Dataset records >>
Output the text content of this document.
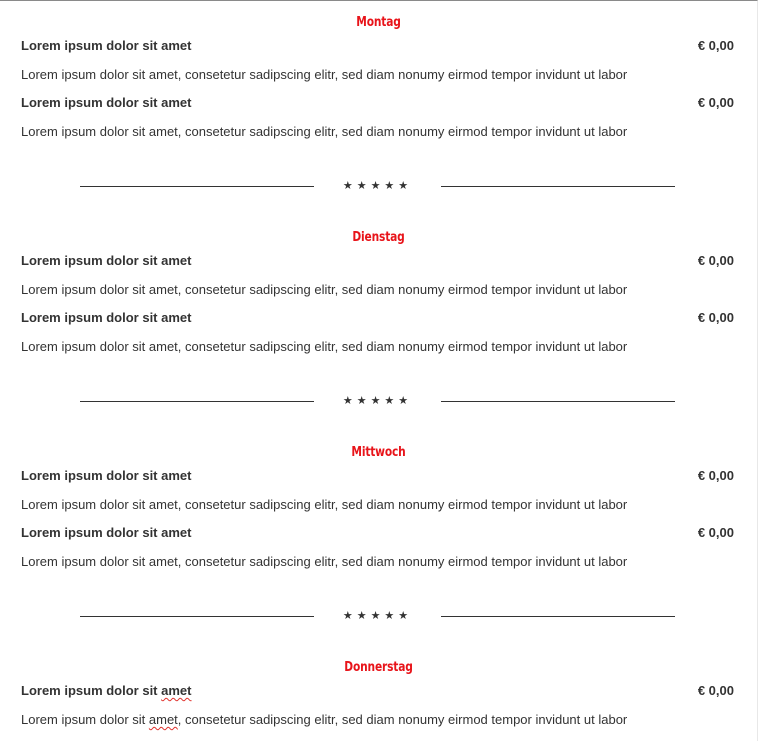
Montag
Lorem ipsum dolor sit amet	€ 0,00
Lorem ipsum dolor sit amet, consetetur sadipscing elitr, sed diam nonumy eirmod tempor invidunt ut labor
Lorem ipsum dolor sit amet	€ 0,00
Lorem ipsum dolor sit amet, consetetur sadipscing elitr, sed diam nonumy eirmod tempor invidunt ut labor
★★★★★
Dienstag
Lorem ipsum dolor sit amet	€ 0,00
Lorem ipsum dolor sit amet, consetetur sadipscing elitr, sed diam nonumy eirmod tempor invidunt ut labor
Lorem ipsum dolor sit amet	€ 0,00
Lorem ipsum dolor sit amet, consetetur sadipscing elitr, sed diam nonumy eirmod tempor invidunt ut labor
★★★★★
Mittwoch
Lorem ipsum dolor sit amet	€ 0,00
Lorem ipsum dolor sit amet, consetetur sadipscing elitr, sed diam nonumy eirmod tempor invidunt ut labor
Lorem ipsum dolor sit amet	€ 0,00
Lorem ipsum dolor sit amet, consetetur sadipscing elitr, sed diam nonumy eirmod tempor invidunt ut labor
★★★★★
Donnerstag
Lorem ipsum dolor sit amet	€ 0,00
Lorem ipsum dolor sit amet, consetetur sadipscing elitr, sed diam nonumy eirmod tempor invidunt ut labor
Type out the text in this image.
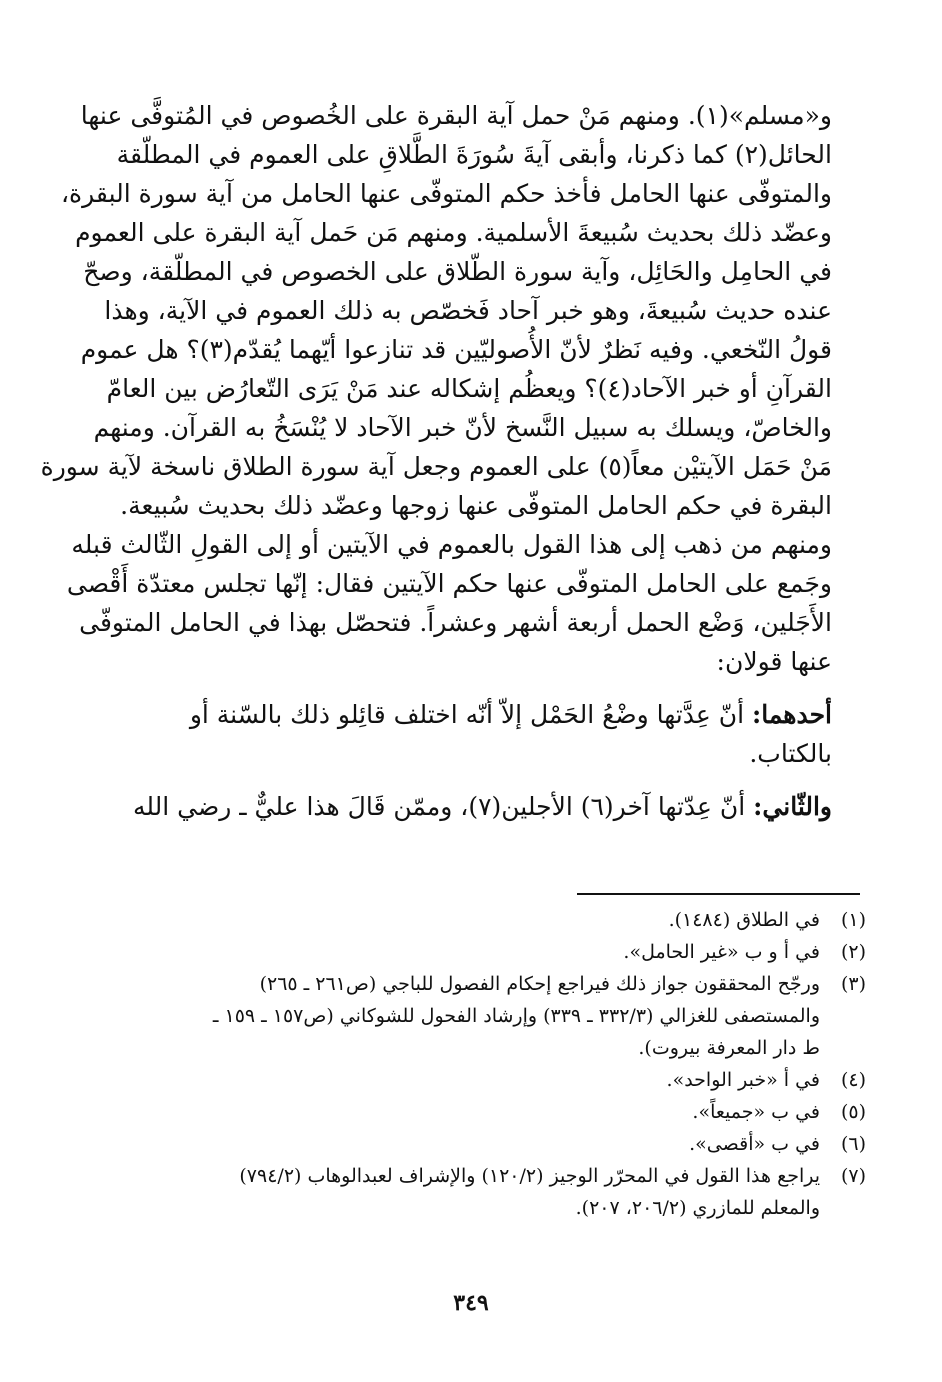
و«مسلم»(١). ومنهم مَنْ حمل آية البقرة على الخُصوص في المُتوفَّى عنها
الحائل(٢) كما ذكرنا، وأبقى آيةَ سُورَةَ الطَّلاقِ على العموم في المطلّقة
والمتوفّى عنها الحامل فأخذ حكم المتوفّى عنها الحامل من آية سورة البقرة،
وعضّد ذلك بحديث سُبيعةَ الأسلمية. ومنهم مَن حَمل آية البقرة على العموم
في الحامِل والحَائِل، وآية سورة الطّلاق على الخصوص في المطلّقة، وصحّ
عنده حديث سُبيعةَ، وهو خبر آحاد فَخصّص به ذلك العموم في الآية، وهذا
قولُ النّخعي. وفيه نَظرٌ لأنّ الأُصوليّين قد تنازعوا أيّهما يُقدّم(٣)؟ هل عموم
القرآنِ أو خبر الآحاد(٤)؟ ويعظُم إشكاله عند مَنْ يَرَى التّعارُض بين العامّ
والخاصّ، ويسلك به سبيل النَّسخ لأنّ خبر الآحاد لا يُنْسَخُ به القرآن. ومنهم
مَنْ حَمَل الآيتيْن معاً(٥) على العموم وجعل آية سورة الطلاق ناسخة لآية سورة
البقرة في حكم الحامل المتوفّى عنها زوجها وعضّد ذلك بحديث سُبيعة.
ومنهم من ذهب إلى هذا القول بالعموم في الآيتين أو إلى القولِ الثّالث قبله
وجَمع على الحامل المتوفّى عنها حكم الآيتين فقال: إنّها تجلس معتدّة أَقْصى
الأَجَلين، وَضْع الحمل أربعة أشهر وعشراً. فتحصّل بهذا في الحامل المتوفّى
عنها قولان:
أحدهما: أنّ عِدَّتها وضْعُ الحَمْل إلاّ أنّه اختلف قائِلو ذلك بالسّنة أو
بالكتاب.
والثّاني: أنّ عِدّتها آخر(٦) الأجلين(٧)، وممّن قَالَ هذا عليٌّ ـ رضي الله
(١)
في الطلاق (١٤٨٤).
(٢)
في أ و ب «غير الحامل».
(٣)
ورجّح المحققون جواز ذلك فيراجع إحكام الفصول للباجي (ص٢٦١ ـ ٢٦٥)
والمستصفى للغزالي (٣٣٢/٣ ـ ٣٣٩) وإرشاد الفحول للشوكاني (ص١٥٧ ـ ١٥٩ ـ
ط دار المعرفة بيروت).
(٤)
في أ «خبر الواحد».
(٥)
في ب «جميعاً».
(٦)
في ب «أقصى».
(٧)
يراجع هذا القول في المحرّر الوجيز (١٢٠/٢) والإشراف لعبدالوهاب (٧٩٤/٢)
والمعلم للمازري (٢٠٦/٢، ٢٠٧).
٣٤٩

Exercise brief >>
Look through the entries and find each line that has the string "بيعة". Copy those lines.

Response to the exercise >>
وعضّد ذلك بحديث سُبيعةَ الأسلمية. ومنهم مَن حَمل آية البقرة على العموم
عنده حديث سُبيعةَ، وهو خبر آحاد فَخصّص به ذلك العموم في الآية، وهذا
البقرة في حكم الحامل المتوفّى عنها زوجها وعضّد ذلك بحديث سُبيعة.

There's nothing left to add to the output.